### BRIEF
Return the data exactly, with all pictures removed.

### RECORDED DATA

----------------------------------------

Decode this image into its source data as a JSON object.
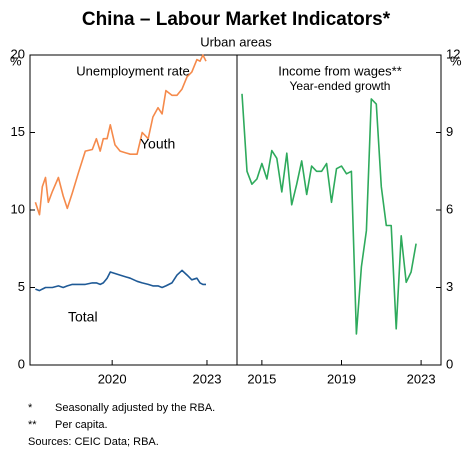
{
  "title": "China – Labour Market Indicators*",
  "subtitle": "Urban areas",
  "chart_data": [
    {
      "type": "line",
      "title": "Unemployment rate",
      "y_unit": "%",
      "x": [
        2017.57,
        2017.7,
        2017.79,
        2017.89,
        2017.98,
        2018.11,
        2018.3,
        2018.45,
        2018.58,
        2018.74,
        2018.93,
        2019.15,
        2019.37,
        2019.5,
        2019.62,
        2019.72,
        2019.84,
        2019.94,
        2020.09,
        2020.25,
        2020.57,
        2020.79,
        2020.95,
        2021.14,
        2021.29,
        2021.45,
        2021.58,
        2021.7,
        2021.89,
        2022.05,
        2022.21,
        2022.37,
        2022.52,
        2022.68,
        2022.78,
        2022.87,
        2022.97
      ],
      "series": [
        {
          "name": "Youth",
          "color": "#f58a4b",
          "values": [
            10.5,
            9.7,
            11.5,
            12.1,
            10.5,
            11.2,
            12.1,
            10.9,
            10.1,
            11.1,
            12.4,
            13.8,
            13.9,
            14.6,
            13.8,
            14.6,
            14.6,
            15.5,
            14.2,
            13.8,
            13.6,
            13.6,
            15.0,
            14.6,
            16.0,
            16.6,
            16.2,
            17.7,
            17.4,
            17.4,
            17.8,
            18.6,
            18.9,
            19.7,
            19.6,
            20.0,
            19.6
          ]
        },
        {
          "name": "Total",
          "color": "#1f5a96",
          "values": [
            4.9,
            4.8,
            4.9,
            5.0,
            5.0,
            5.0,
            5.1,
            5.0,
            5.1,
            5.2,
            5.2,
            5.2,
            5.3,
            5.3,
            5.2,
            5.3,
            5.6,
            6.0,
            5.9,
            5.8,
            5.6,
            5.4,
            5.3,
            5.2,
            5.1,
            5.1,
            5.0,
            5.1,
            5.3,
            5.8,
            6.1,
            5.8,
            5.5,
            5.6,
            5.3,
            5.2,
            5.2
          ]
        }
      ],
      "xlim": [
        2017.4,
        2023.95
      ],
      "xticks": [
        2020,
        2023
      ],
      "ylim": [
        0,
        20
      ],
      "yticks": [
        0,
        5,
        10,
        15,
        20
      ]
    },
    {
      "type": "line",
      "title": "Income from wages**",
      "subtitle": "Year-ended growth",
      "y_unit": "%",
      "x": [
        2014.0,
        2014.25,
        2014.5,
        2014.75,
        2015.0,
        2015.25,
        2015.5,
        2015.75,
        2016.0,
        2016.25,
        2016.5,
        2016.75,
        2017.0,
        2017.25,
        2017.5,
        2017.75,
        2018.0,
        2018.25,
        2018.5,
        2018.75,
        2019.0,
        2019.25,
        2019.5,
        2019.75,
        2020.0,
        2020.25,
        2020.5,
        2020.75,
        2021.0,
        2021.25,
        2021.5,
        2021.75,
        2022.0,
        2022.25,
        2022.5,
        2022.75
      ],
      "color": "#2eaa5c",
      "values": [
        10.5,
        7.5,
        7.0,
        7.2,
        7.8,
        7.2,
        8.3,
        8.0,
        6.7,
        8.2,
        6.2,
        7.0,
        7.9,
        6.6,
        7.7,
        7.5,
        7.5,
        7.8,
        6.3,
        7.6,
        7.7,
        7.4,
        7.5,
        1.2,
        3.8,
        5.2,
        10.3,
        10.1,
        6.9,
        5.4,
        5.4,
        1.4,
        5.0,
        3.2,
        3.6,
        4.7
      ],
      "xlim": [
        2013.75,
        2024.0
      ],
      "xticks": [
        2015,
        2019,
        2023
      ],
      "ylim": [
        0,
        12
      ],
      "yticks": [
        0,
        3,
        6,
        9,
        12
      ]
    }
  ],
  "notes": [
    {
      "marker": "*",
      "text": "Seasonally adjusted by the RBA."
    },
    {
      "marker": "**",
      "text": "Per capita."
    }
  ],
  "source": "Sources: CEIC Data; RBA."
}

----------------------------------------

### FULL ANSWER
Decode this image into its source data as a JSON object.
{
  "title": "China – Labour Market Indicators*",
  "subtitle": "Urban areas",
  "chart_data": [
    {
      "type": "line",
      "title": "Unemployment rate",
      "y_unit": "%",
      "x": [
        2017.57,
        2017.7,
        2017.79,
        2017.89,
        2017.98,
        2018.11,
        2018.3,
        2018.45,
        2018.58,
        2018.74,
        2018.93,
        2019.15,
        2019.37,
        2019.5,
        2019.62,
        2019.72,
        2019.84,
        2019.94,
        2020.09,
        2020.25,
        2020.57,
        2020.79,
        2020.95,
        2021.14,
        2021.29,
        2021.45,
        2021.58,
        2021.7,
        2021.89,
        2022.05,
        2022.21,
        2022.37,
        2022.52,
        2022.68,
        2022.78,
        2022.87,
        2022.97
      ],
      "series": [
        {
          "name": "Youth",
          "color": "#f58a4b",
          "values": [
            10.5,
            9.7,
            11.5,
            12.1,
            10.5,
            11.2,
            12.1,
            10.9,
            10.1,
            11.1,
            12.4,
            13.8,
            13.9,
            14.6,
            13.8,
            14.6,
            14.6,
            15.5,
            14.2,
            13.8,
            13.6,
            13.6,
            15.0,
            14.6,
            16.0,
            16.6,
            16.2,
            17.7,
            17.4,
            17.4,
            17.8,
            18.6,
            18.9,
            19.7,
            19.6,
            20.0,
            19.6
          ]
        },
        {
          "name": "Total",
          "color": "#1f5a96",
          "values": [
            4.9,
            4.8,
            4.9,
            5.0,
            5.0,
            5.0,
            5.1,
            5.0,
            5.1,
            5.2,
            5.2,
            5.2,
            5.3,
            5.3,
            5.2,
            5.3,
            5.6,
            6.0,
            5.9,
            5.8,
            5.6,
            5.4,
            5.3,
            5.2,
            5.1,
            5.1,
            5.0,
            5.1,
            5.3,
            5.8,
            6.1,
            5.8,
            5.5,
            5.6,
            5.3,
            5.2,
            5.2
          ]
        }
      ],
      "xlim": [
        2017.4,
        2023.95
      ],
      "xticks": [
        2020,
        2023
      ],
      "ylim": [
        0,
        20
      ],
      "yticks": [
        0,
        5,
        10,
        15,
        20
      ]
    },
    {
      "type": "line",
      "title": "Income from wages**",
      "subtitle": "Year-ended growth",
      "y_unit": "%",
      "x": [
        2014.0,
        2014.25,
        2014.5,
        2014.75,
        2015.0,
        2015.25,
        2015.5,
        2015.75,
        2016.0,
        2016.25,
        2016.5,
        2016.75,
        2017.0,
        2017.25,
        2017.5,
        2017.75,
        2018.0,
        2018.25,
        2018.5,
        2018.75,
        2019.0,
        2019.25,
        2019.5,
        2019.75,
        2020.0,
        2020.25,
        2020.5,
        2020.75,
        2021.0,
        2021.25,
        2021.5,
        2021.75,
        2022.0,
        2022.25,
        2022.5,
        2022.75
      ],
      "color": "#2eaa5c",
      "values": [
        10.5,
        7.5,
        7.0,
        7.2,
        7.8,
        7.2,
        8.3,
        8.0,
        6.7,
        8.2,
        6.2,
        7.0,
        7.9,
        6.6,
        7.7,
        7.5,
        7.5,
        7.8,
        6.3,
        7.6,
        7.7,
        7.4,
        7.5,
        1.2,
        3.8,
        5.2,
        10.3,
        10.1,
        6.9,
        5.4,
        5.4,
        1.4,
        5.0,
        3.2,
        3.6,
        4.7
      ],
      "xlim": [
        2013.75,
        2024.0
      ],
      "xticks": [
        2015,
        2019,
        2023
      ],
      "ylim": [
        0,
        12
      ],
      "yticks": [
        0,
        3,
        6,
        9,
        12
      ]
    }
  ],
  "notes": [
    {
      "marker": "*",
      "text": "Seasonally adjusted by the RBA."
    },
    {
      "marker": "**",
      "text": "Per capita."
    }
  ],
  "source": "Sources: CEIC Data; RBA."
}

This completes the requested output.